Stored records
- - -
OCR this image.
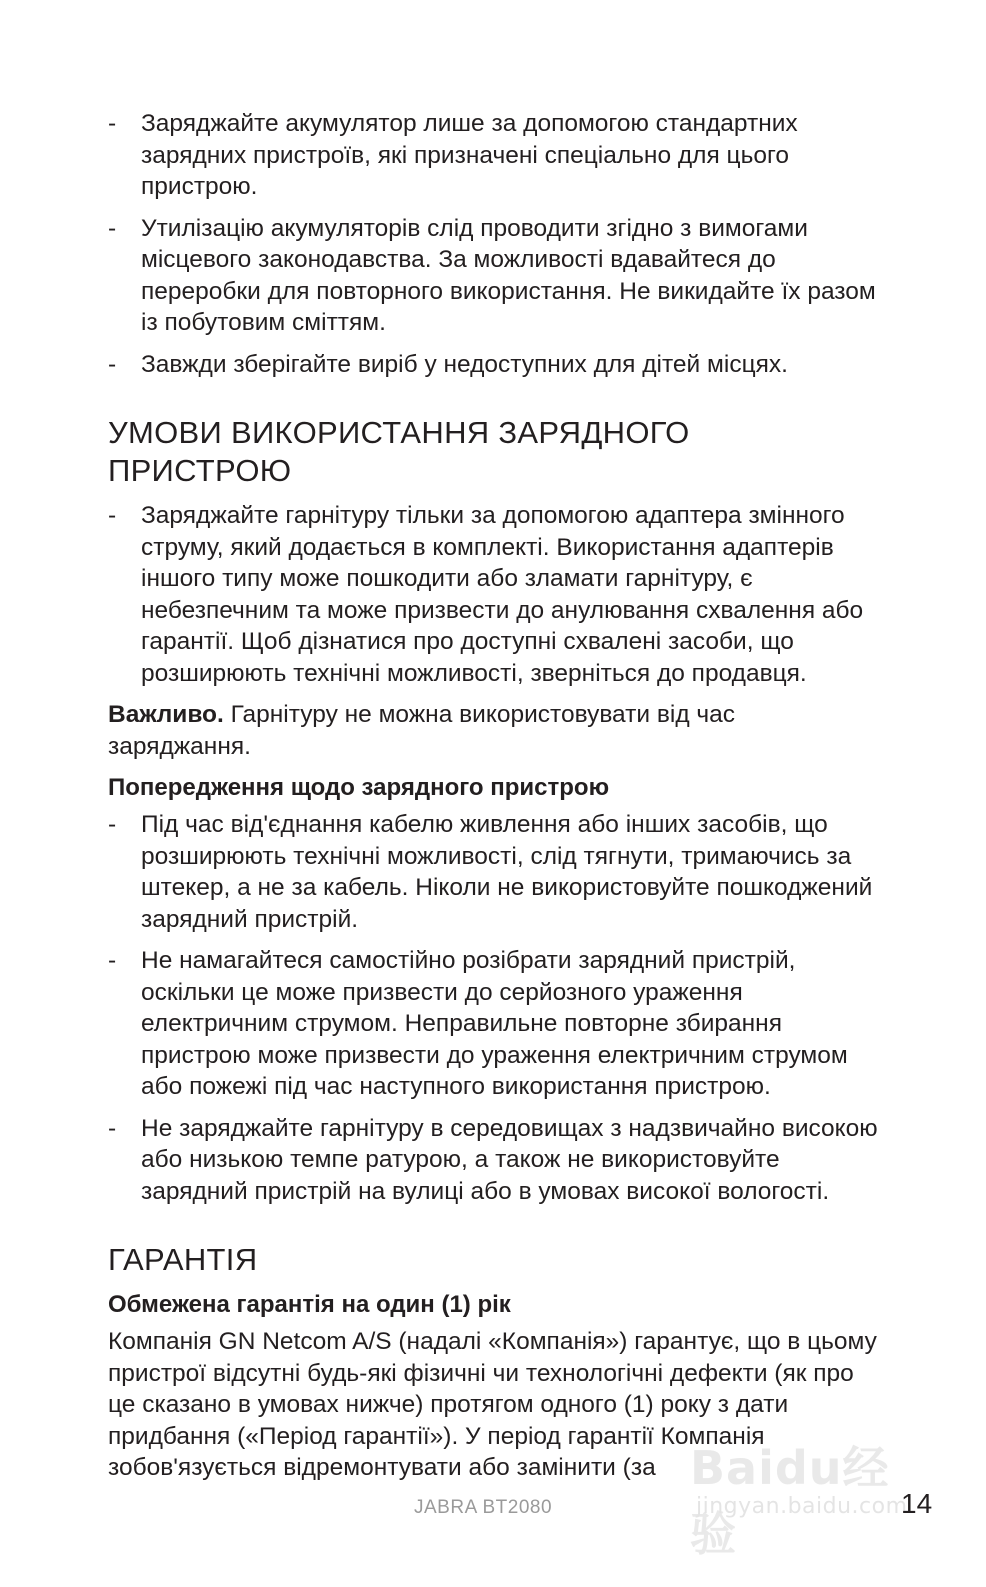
- Заряджайте акумулятор лише за допомогою стандартних зарядних пристроїв, які призначені спеціально для цього пристрою.
- Утилізацію акумуляторів слід проводити згідно з вимогами місцевого законодавства. За можливості вдавайтеся до переробки для повторного використання. Не викидайте їх разом із побутовим сміттям.
- Завжди зберігайте виріб у недоступних для дітей місцях.
УМОВИ ВИКОРИСТАННЯ ЗАРЯДНОГО ПРИСТРОЮ
- Заряджайте гарнітуру тільки за допомогою адаптера змінного струму, який додається в комплекті. Використання адаптерів іншого типу може пошкодити або зламати гарнітуру, є небезпечним та може призвести до анулювання схвалення або гарантії. Щоб дізнатися про доступні схвалені засоби, що розширюють технічні можливості, зверніться до продавця.

Важливо. Гарнітуру не можна використовувати від час заряджання.

Попередження щодо зарядного пристрою
- Під час від'єднання кабелю живлення або інших засобів, що розширюють технічні можливості, слід тягнути, тримаючись за штекер, а не за кабель. Ніколи не використовуйте пошкоджений зарядний пристрій.
- Не намагайтеся самостійно розібрати зарядний пристрій, оскільки це може призвести до серйозного ураження електричним струмом. Неправильне повторне збирання пристрою може призвести до ураження електричним струмом або пожежі під час наступного використання пристрою.
- Не заряджайте гарнітуру в середовищах з надзвичайно високою або низькою темпе ратурою, а також не використовуйте зарядний пристрій на вулиці або в умовах високої вологості.
ГАРАНТІЯ
Обмежена гарантія на один (1) рік

Компанія GN Netcom A/S (надалі «Компанія») гарантує, що в цьому пристрої відсутні будь-які фізичні чи технологічні дефекти (як про це сказано в умовах нижче) протягом одного (1) року з дати придбання («Період гарантії»). У період гарантії Компанія зобов'язується відремонтувати або замінити (за Baidu经验
jingyan.baidu.com
JABRA BT2080	14
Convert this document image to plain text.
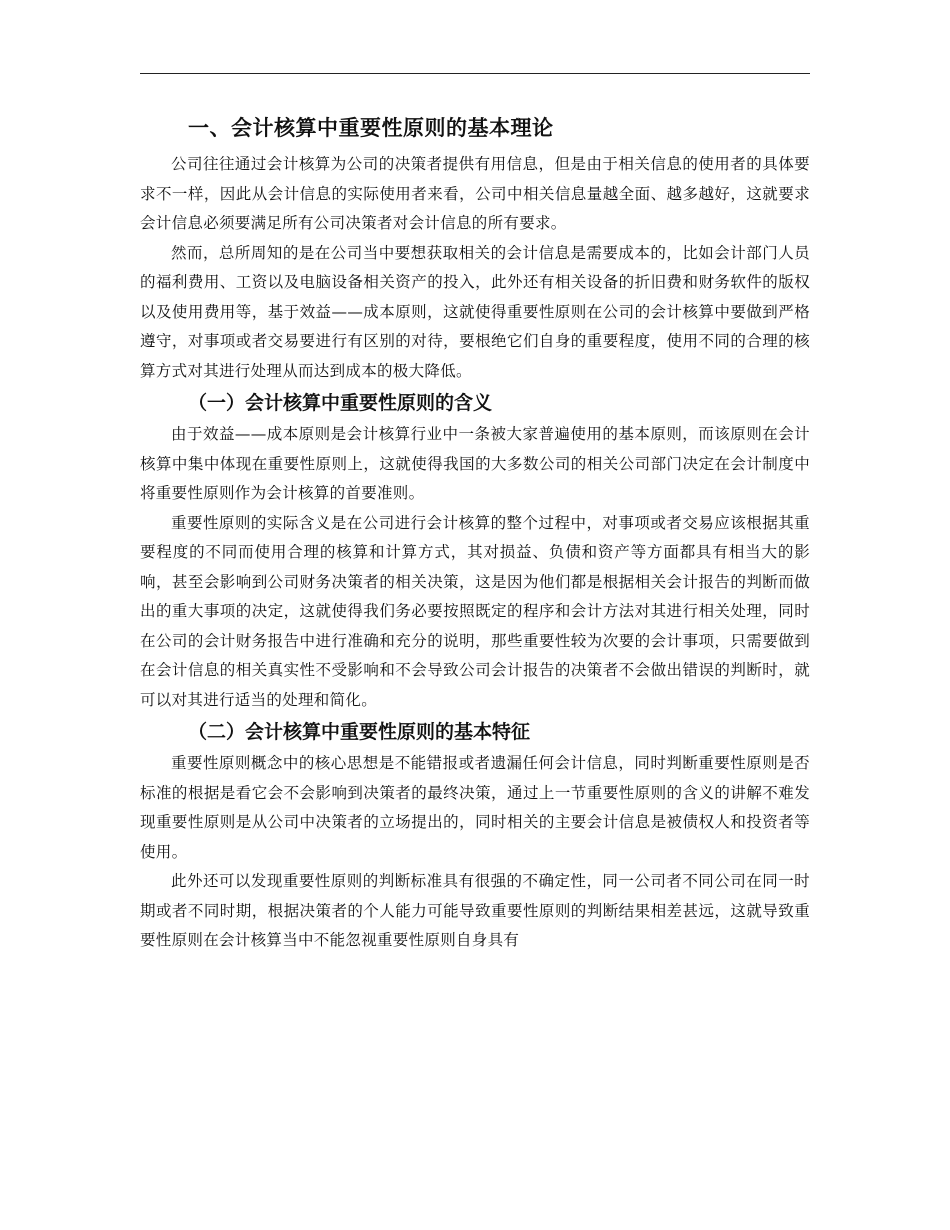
一、会计核算中重要性原则的基本理论

公司往往通过会计核算为公司的决策者提供有用信息，但是由于相关信息的使用者的具体要求不一样，因此从会计信息的实际使用者来看，公司中相关信息量越全面、越多越好，这就要求会计信息必须要满足所有公司决策者对会计信息的所有要求。

然而，总所周知的是在公司当中要想获取相关的会计信息是需要成本的，比如会计部门人员的福利费用、工资以及电脑设备相关资产的投入，此外还有相关设备的折旧费和财务软件的版权以及使用费用等，基于效益——成本原则，这就使得重要性原则在公司的会计核算中要做到严格遵守，对事项或者交易要进行有区别的对待，要根绝它们自身的重要程度，使用不同的合理的核算方式对其进行处理从而达到成本的极大降低。

（一）会计核算中重要性原则的含义

由于效益——成本原则是会计核算行业中一条被大家普遍使用的基本原则，而该原则在会计核算中集中体现在重要性原则上，这就使得我国的大多数公司的相关公司部门决定在会计制度中将重要性原则作为会计核算的首要准则。

重要性原则的实际含义是在公司进行会计核算的整个过程中，对事项或者交易应该根据其重要程度的不同而使用合理的核算和计算方式，其对损益、负债和资产等方面都具有相当大的影响，甚至会影响到公司财务决策者的相关决策，这是因为他们都是根据相关会计报告的判断而做出的重大事项的决定，这就使得我们务必要按照既定的程序和会计方法对其进行相关处理，同时在公司的会计财务报告中进行准确和充分的说明，那些重要性较为次要的会计事项，只需要做到在会计信息的相关真实性不受影响和不会导致公司会计报告的决策者不会做出错误的判断时，就可以对其进行适当的处理和简化。

（二）会计核算中重要性原则的基本特征

重要性原则概念中的核心思想是不能错报或者遗漏任何会计信息，同时判断重要性原则是否标准的根据是看它会不会影响到决策者的最终决策，通过上一节重要性原则的含义的讲解不难发现重要性原则是从公司中决策者的立场提出的，同时相关的主要会计信息是被债权人和投资者等使用。

此外还可以发现重要性原则的判断标准具有很强的不确定性，同一公司者不同公司在同一时期或者不同时期，根据决策者的个人能力可能导致重要性原则的判断结果相差甚远，这就导致重要性原则在会计核算当中不能忽视重要性原则自身具有
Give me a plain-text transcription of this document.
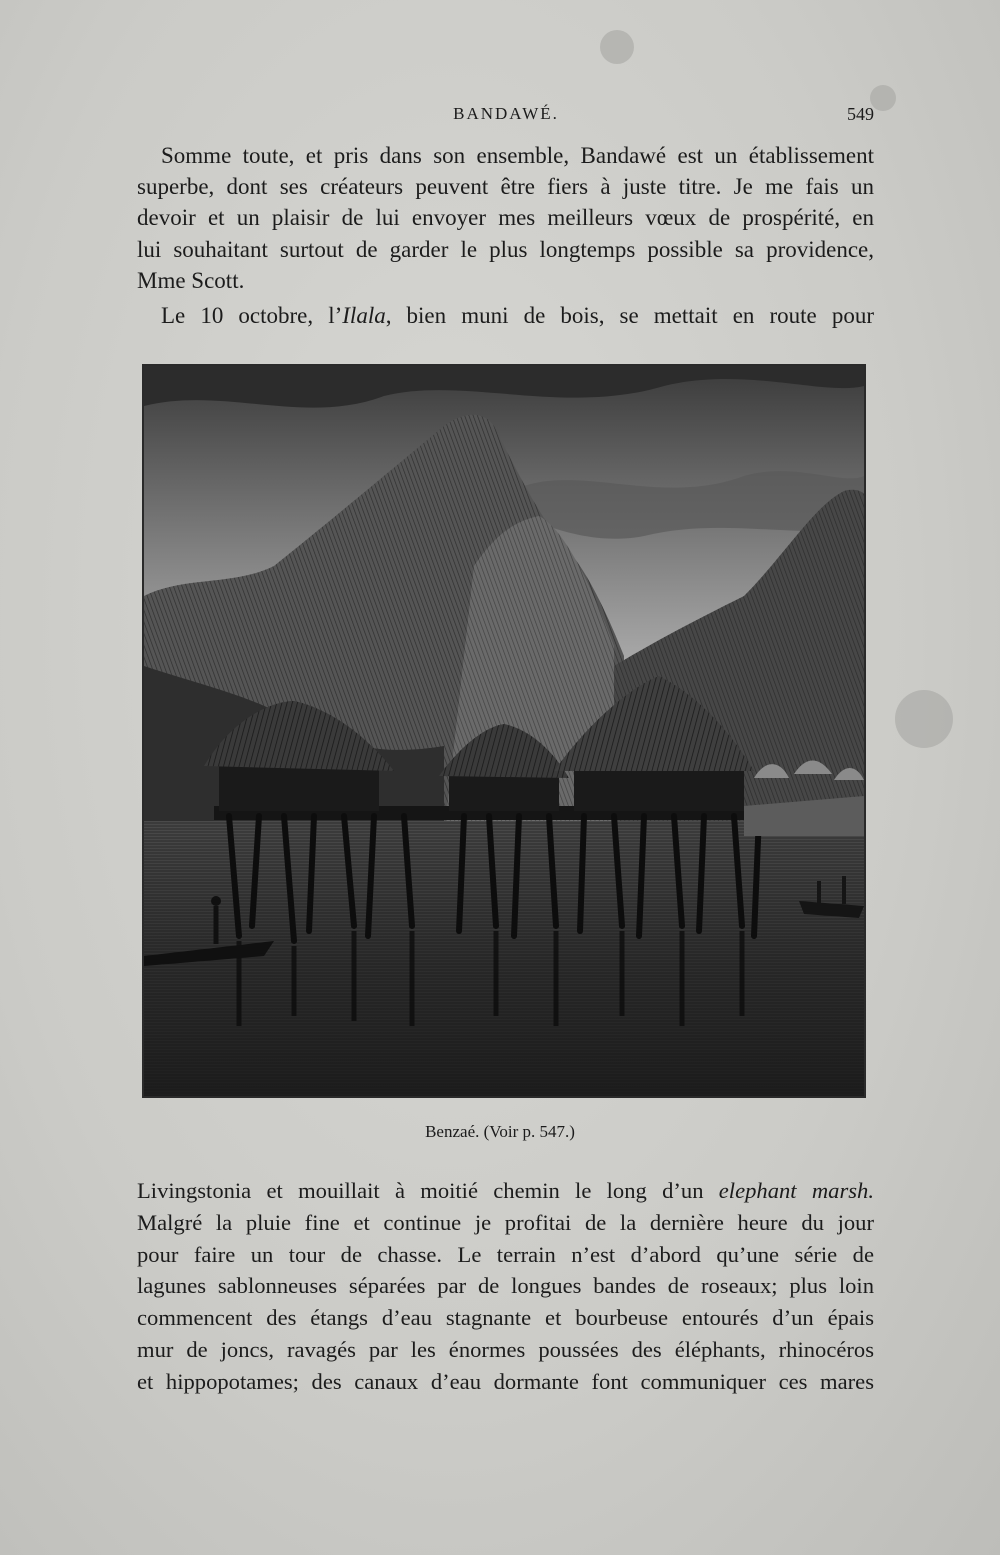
BANDAWÉ.	549

Somme toute, et pris dans son ensemble, Bandawé est un établissement
superbe, dont ses créateurs peuvent être fiers à juste titre. Je me fais un
devoir et un plaisir de lui envoyer mes meilleurs vœux de prospérité, en
lui souhaitant surtout de garder le plus longtemps possible sa providence,
Mme Scott.

Le 10 octobre, l’Ilala, bien muni de bois, se mettait en route pour

Benzaé. (Voir p. 547.)

Livingstonia et mouillait à moitié chemin le long d’un elephant marsh.
Malgré la pluie fine et continue je profitai de la dernière heure du jour
pour faire un tour de chasse. Le terrain n’est d’abord qu’une série de
lagunes sablonneuses séparées par de longues bandes de roseaux; plus loin
commencent des étangs d’eau stagnante et bourbeuse entourés d’un épais
mur de joncs, ravagés par les énormes poussées des éléphants, rhinocéros
et hippopotames; des canaux d’eau dormante font communiquer ces mares
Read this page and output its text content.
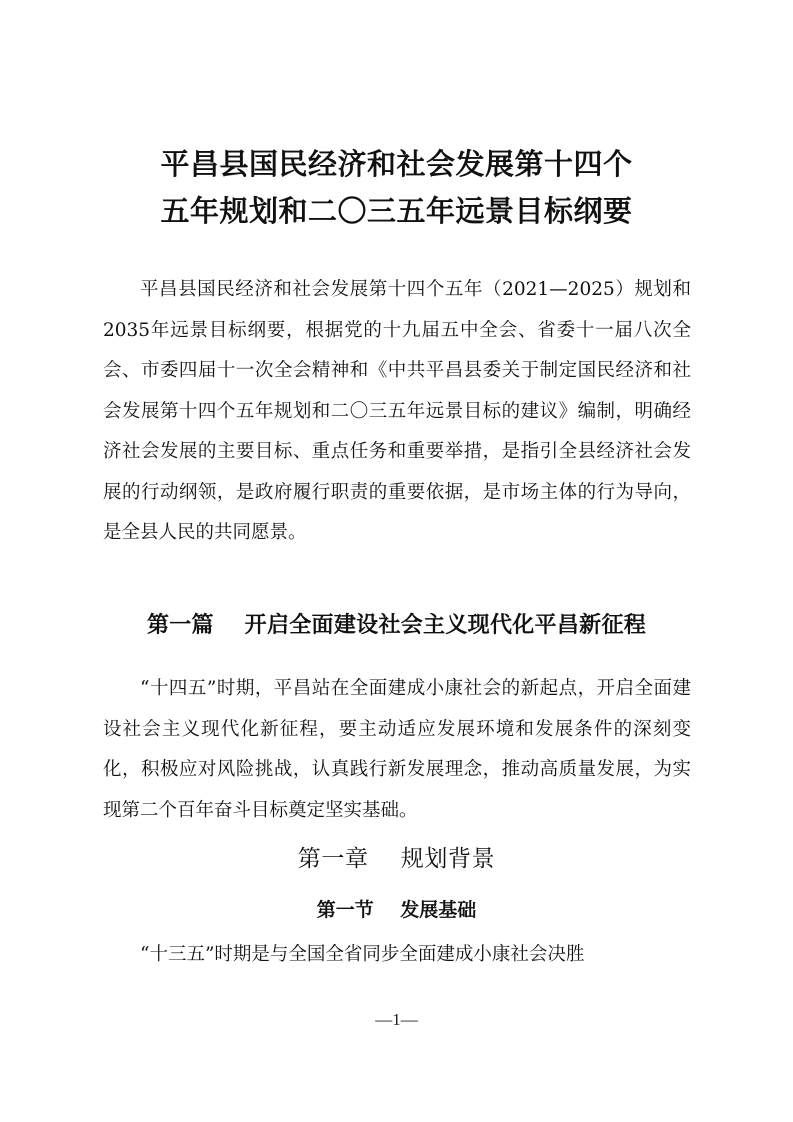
平昌县国民经济和社会发展第十四个
五年规划和二〇三五年远景目标纲要

平昌县国民经济和社会发展第十四个五年（2021—2025）规划和2035年远景目标纲要，根据党的十九届五中全会、省委十一届八次全会、市委四届十一次全会精神和《中共平昌县委关于制定国民经济和社会发展第十四个五年规划和二〇三五年远景目标的建议》编制，明确经济社会发展的主要目标、重点任务和重要举措，是指引全县经济社会发展的行动纲领，是政府履行职责的重要依据，是市场主体的行为导向，是全县人民的共同愿景。

第一篇 开启全面建设社会主义现代化平昌新征程

“十四五”时期，平昌站在全面建成小康社会的新起点，开启全面建设社会主义现代化新征程，要主动适应发展环境和发展条件的深刻变化，积极应对风险挑战，认真践行新发展理念，推动高质量发展，为实现第二个百年奋斗目标奠定坚实基础。

第一章 规划背景
第一节 发展基础

“十三五”时期是与全国全省同步全面建成小康社会决胜

—1—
- - -
BRIEF:
Images in the data above are to be skipped. Retype all other material exactly.

OUTPUT FOR THIS EXERCISE:
OCR this image.
- Заряджайте акумулятор лише за допомогою стандартних зарядних пристроїв, які призначені спеціально для цього пристрою.
- Утилізацію акумуляторів слід проводити згідно з вимогами місцевого законодавства. За можливості вдавайтеся до переробки для повторного використання. Не викидайте їх разом із побутовим сміттям.
- Завжди зберігайте виріб у недоступних для дітей місцях.
УМОВИ ВИКОРИСТАННЯ ЗАРЯДНОГО ПРИСТРОЮ
- Заряджайте гарнітуру тільки за допомогою адаптера змінного струму, який додається в комплекті. Використання адаптерів іншого типу може пошкодити або зламати гарнітуру, є небезпечним та може призвести до анулювання схвалення або гарантії. Щоб дізнатися про доступні схвалені засоби, що розширюють технічні можливості, зверніться до продавця.

Важливо. Гарнітуру не можна використовувати від час заряджання.

Попередження щодо зарядного пристрою
- Під час від'єднання кабелю живлення або інших засобів, що розширюють технічні можливості, слід тягнути, тримаючись за штекер, а не за кабель. Ніколи не використовуйте пошкоджений зарядний пристрій.
- Не намагайтеся самостійно розібрати зарядний пристрій, оскільки це може призвести до серйозного ураження електричним струмом. Неправильне повторне збирання пристрою може призвести до ураження електричним струмом або пожежі під час наступного використання пристрою.
- Не заряджайте гарнітуру в середовищах з надзвичайно високою або низькою темпе ратурою, а також не використовуйте зарядний пристрій на вулиці або в умовах високої вологості.
ГАРАНТІЯ
Обмежена гарантія на один (1) рік

Компанія GN Netcom A/S (надалі «Компанія») гарантує, що в цьому пристрої відсутні будь-які фізичні чи технологічні дефекти (як про це сказано в умовах нижче) протягом одного (1) року з дати придбання («Період гарантії»). У період гарантії Компанія зобов'язується відремонтувати або замінити (за Baidu经验
jingyan.baidu.com
JABRA BT2080	14
Convert this document image to plain text.
一、会计核算中重要性原则的基本理论

公司往往通过会计核算为公司的决策者提供有用信息，但是由于相关信息的使用者的具体要求不一样，因此从会计信息的实际使用者来看，公司中相关信息量越全面、越多越好，这就要求会计信息必须要满足所有公司决策者对会计信息的所有要求。

然而，总所周知的是在公司当中要想获取相关的会计信息是需要成本的，比如会计部门人员的福利费用、工资以及电脑设备相关资产的投入，此外还有相关设备的折旧费和财务软件的版权以及使用费用等，基于效益——成本原则，这就使得重要性原则在公司的会计核算中要做到严格遵守，对事项或者交易要进行有区别的对待，要根绝它们自身的重要程度，使用不同的合理的核算方式对其进行处理从而达到成本的极大降低。

（一）会计核算中重要性原则的含义

由于效益——成本原则是会计核算行业中一条被大家普遍使用的基本原则，而该原则在会计核算中集中体现在重要性原则上，这就使得我国的大多数公司的相关公司部门决定在会计制度中将重要性原则作为会计核算的首要准则。

重要性原则的实际含义是在公司进行会计核算的整个过程中，对事项或者交易应该根据其重要程度的不同而使用合理的核算和计算方式，其对损益、负债和资产等方面都具有相当大的影响，甚至会影响到公司财务决策者的相关决策，这是因为他们都是根据相关会计报告的判断而做出的重大事项的决定，这就使得我们务必要按照既定的程序和会计方法对其进行相关处理，同时在公司的会计财务报告中进行准确和充分的说明，那些重要性较为次要的会计事项，只需要做到在会计信息的相关真实性不受影响和不会导致公司会计报告的决策者不会做出错误的判断时，就可以对其进行适当的处理和简化。

（二）会计核算中重要性原则的基本特征

重要性原则概念中的核心思想是不能错报或者遗漏任何会计信息，同时判断重要性原则是否标准的根据是看它会不会影响到决策者的最终决策，通过上一节重要性原则的含义的讲解不难发现重要性原则是从公司中决策者的立场提出的，同时相关的主要会计信息是被债权人和投资者等使用。

此外还可以发现重要性原则的判断标准具有很强的不确定性，同一公司者不同公司在同一时期或者不同时期，根据决策者的个人能力可能导致重要性原则的判断结果相差甚远，这就导致重要性原则在会计核算当中不能忽视重要性原则自身具有
Give me a plain-text transcription of this document.
BANDAWÉ.	549

Somme toute, et pris dans son ensemble, Bandawé est un établissement
superbe, dont ses créateurs peuvent être fiers à juste titre. Je me fais un
devoir et un plaisir de lui envoyer mes meilleurs vœux de prospérité, en
lui souhaitant surtout de garder le plus longtemps possible sa providence,
Mme Scott.

Le 10 octobre, l’Ilala, bien muni de bois, se mettait en route pour

Benzaé. (Voir p. 547.)

Livingstonia et mouillait à moitié chemin le long d’un elephant marsh.
Malgré la pluie fine et continue je profitai de la dernière heure du jour
pour faire un tour de chasse. Le terrain n’est d’abord qu’une série de
lagunes sablonneuses séparées par de longues bandes de roseaux; plus loin
commencent des étangs d’eau stagnante et bourbeuse entourés d’un épais
mur de joncs, ravagés par les énormes poussées des éléphants, rhinocéros
et hippopotames; des canaux d’eau dormante font communiquer ces mares
Read this page and output its text content.
平昌县国民经济和社会发展第十四个
五年规划和二〇三五年远景目标纲要

平昌县国民经济和社会发展第十四个五年（2021—2025）规划和2035年远景目标纲要，根据党的十九届五中全会、省委十一届八次全会、市委四届十一次全会精神和《中共平昌县委关于制定国民经济和社会发展第十四个五年规划和二〇三五年远景目标的建议》编制，明确经济社会发展的主要目标、重点任务和重要举措，是指引全县经济社会发展的行动纲领，是政府履行职责的重要依据，是市场主体的行为导向，是全县人民的共同愿景。

第一篇 开启全面建设社会主义现代化平昌新征程

“十四五”时期，平昌站在全面建成小康社会的新起点，开启全面建设社会主义现代化新征程，要主动适应发展环境和发展条件的深刻变化，积极应对风险挑战，认真践行新发展理念，推动高质量发展，为实现第二个百年奋斗目标奠定坚实基础。

第一章 规划背景
第一节 发展基础

“十三五”时期是与全国全省同步全面建成小康社会决胜

—1—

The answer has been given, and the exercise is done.